» Task to complete: Select and copy out every line in the records containing "icon".

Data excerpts
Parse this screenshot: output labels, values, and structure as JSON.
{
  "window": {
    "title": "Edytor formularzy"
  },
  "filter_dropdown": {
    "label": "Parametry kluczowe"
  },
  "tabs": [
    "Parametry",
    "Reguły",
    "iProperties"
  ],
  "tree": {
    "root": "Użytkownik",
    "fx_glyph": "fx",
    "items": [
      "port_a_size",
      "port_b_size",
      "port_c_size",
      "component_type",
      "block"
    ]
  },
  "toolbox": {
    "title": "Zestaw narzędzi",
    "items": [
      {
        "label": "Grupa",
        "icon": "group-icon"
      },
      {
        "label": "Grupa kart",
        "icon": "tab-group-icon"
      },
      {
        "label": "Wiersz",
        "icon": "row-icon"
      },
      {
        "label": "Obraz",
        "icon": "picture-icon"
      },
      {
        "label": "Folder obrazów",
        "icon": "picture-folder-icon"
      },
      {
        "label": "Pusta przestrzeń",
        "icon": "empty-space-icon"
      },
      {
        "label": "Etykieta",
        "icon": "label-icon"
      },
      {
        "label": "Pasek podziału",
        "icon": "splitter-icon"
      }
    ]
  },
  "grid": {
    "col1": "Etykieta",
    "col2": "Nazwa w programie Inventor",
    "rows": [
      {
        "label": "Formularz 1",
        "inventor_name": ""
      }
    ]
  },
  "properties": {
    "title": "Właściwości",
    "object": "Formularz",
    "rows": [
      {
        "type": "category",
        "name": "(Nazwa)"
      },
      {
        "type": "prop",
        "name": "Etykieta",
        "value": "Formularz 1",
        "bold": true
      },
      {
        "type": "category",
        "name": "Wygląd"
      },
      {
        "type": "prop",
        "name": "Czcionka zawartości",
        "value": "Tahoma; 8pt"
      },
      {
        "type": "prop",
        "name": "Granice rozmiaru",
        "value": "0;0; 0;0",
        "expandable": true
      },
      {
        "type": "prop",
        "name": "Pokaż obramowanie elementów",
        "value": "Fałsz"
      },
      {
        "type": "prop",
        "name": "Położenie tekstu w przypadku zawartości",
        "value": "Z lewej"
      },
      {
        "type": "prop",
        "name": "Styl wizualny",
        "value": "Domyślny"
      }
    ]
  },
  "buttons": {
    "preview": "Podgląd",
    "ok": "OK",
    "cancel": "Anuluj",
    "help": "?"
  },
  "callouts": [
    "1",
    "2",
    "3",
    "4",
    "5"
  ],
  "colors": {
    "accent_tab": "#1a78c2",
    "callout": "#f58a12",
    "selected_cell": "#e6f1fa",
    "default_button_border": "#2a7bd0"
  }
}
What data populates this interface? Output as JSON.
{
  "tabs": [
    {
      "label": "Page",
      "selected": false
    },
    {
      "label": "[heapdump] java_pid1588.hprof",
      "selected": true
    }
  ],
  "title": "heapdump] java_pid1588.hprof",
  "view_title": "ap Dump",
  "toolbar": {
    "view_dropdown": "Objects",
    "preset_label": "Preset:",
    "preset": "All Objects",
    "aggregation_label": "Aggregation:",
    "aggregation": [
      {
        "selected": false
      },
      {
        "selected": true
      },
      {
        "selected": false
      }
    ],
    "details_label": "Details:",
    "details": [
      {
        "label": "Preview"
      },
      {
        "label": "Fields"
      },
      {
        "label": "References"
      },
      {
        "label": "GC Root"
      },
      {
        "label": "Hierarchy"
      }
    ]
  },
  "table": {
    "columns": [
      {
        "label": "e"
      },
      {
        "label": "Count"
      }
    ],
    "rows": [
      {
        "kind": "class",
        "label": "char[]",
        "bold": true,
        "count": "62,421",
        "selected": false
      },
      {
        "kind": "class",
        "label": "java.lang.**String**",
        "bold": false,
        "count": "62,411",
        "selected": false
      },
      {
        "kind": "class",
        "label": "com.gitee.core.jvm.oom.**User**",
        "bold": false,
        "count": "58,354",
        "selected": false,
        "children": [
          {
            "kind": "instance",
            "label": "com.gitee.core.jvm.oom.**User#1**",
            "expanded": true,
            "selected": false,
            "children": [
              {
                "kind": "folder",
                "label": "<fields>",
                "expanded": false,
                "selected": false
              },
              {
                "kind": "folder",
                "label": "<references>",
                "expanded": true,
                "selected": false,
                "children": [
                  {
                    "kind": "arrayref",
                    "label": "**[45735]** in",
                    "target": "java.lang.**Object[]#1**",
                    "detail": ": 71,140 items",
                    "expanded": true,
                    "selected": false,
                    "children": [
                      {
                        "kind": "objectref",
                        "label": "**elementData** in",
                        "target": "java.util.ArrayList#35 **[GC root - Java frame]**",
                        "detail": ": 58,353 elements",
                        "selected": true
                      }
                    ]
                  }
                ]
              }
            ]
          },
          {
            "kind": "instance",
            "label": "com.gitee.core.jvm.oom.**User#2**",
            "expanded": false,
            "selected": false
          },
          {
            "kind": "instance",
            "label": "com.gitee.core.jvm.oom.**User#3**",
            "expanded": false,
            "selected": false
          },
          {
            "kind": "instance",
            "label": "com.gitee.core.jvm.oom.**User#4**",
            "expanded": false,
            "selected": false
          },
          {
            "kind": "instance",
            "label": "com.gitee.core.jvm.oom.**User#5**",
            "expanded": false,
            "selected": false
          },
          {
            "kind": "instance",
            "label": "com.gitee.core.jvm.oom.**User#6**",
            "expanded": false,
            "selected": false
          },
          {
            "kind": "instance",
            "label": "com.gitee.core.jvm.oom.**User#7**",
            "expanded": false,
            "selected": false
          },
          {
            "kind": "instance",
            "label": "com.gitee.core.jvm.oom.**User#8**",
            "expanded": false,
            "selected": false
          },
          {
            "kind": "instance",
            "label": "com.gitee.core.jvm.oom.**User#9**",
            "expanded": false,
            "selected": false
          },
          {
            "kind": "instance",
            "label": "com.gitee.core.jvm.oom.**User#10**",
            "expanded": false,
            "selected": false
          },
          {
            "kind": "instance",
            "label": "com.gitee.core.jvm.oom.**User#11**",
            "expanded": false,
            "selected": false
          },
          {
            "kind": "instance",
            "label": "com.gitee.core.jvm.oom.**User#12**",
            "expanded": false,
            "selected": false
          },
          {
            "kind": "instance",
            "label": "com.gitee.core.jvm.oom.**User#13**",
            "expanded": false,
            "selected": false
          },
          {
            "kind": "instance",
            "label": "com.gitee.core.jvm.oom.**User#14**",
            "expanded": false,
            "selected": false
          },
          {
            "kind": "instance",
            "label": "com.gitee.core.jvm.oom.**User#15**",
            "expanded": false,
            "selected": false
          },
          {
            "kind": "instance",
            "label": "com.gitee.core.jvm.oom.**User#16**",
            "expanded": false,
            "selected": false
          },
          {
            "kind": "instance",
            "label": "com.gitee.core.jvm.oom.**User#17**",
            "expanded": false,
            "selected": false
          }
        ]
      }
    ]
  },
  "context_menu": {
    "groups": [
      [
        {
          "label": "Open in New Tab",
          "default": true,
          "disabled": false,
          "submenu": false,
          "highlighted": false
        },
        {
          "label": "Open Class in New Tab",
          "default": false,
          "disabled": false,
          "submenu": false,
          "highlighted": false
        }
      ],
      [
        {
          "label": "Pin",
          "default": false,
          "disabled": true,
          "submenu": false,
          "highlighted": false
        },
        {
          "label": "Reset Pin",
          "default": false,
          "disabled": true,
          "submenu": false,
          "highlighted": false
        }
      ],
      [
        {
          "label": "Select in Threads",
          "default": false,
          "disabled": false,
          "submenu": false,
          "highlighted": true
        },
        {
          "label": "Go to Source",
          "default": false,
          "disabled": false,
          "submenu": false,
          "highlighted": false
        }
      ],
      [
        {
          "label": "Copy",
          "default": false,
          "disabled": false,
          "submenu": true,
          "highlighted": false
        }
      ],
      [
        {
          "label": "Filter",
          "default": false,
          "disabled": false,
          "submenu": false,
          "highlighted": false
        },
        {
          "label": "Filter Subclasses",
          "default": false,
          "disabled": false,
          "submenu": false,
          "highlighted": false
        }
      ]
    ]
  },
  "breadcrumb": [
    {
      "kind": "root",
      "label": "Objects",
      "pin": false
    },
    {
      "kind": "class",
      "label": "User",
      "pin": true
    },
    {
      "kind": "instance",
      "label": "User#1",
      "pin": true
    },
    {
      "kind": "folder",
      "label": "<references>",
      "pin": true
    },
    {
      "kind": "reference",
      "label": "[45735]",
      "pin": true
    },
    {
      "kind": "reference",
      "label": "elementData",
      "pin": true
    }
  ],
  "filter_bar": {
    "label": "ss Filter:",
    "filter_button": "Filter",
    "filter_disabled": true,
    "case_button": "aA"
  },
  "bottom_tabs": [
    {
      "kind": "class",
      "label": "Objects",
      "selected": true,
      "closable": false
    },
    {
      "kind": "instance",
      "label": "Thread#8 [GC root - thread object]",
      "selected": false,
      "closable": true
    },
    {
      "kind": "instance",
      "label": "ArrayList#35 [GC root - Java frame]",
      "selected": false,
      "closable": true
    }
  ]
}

» Written solution:
        "icon": "group-icon"
        "icon": "tab-group-icon"
        "icon": "row-icon"
        "icon": "picture-icon"
        "icon": "picture-folder-icon"
        "icon": "empty-space-icon"
        "icon": "label-icon"
        "icon": "splitter-icon"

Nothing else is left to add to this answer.